**AIM OF THE EXERCISE**
Identify all lines below that hold "value" and collect them.

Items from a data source
** START **
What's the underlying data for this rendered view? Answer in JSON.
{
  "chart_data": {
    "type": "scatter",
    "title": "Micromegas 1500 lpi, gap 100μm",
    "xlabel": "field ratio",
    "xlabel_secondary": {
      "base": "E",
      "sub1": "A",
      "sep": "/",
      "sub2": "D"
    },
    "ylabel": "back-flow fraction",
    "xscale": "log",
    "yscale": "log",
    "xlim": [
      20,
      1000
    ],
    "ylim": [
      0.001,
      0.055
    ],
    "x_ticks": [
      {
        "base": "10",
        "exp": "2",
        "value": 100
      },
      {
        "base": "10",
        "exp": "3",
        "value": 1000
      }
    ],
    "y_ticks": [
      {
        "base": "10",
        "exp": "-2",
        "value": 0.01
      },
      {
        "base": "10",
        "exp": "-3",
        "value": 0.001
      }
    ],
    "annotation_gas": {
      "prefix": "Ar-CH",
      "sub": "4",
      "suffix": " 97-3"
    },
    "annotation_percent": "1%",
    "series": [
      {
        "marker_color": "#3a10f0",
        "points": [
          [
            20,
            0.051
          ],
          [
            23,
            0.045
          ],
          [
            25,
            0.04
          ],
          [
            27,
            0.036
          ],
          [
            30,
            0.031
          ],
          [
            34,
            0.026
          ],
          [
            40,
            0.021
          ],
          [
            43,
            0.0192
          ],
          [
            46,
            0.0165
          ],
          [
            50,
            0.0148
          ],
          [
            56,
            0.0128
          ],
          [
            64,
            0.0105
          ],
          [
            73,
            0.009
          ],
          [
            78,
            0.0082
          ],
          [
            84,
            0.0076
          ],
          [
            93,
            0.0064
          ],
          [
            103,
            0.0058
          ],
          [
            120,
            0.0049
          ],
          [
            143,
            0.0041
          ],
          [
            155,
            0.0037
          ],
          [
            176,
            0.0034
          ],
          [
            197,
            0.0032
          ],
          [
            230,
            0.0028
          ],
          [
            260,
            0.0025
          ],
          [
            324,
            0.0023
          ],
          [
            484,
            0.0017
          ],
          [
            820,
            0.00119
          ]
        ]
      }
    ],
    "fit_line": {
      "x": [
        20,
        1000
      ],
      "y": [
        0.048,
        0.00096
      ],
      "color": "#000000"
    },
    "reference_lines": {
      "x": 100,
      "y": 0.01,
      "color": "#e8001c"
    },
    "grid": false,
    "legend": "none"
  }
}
** END **
**OUTPUT OF THE EXERCISE**
        "value": 100
        "value": 1000
        "value": 0.01
        "value": 0.001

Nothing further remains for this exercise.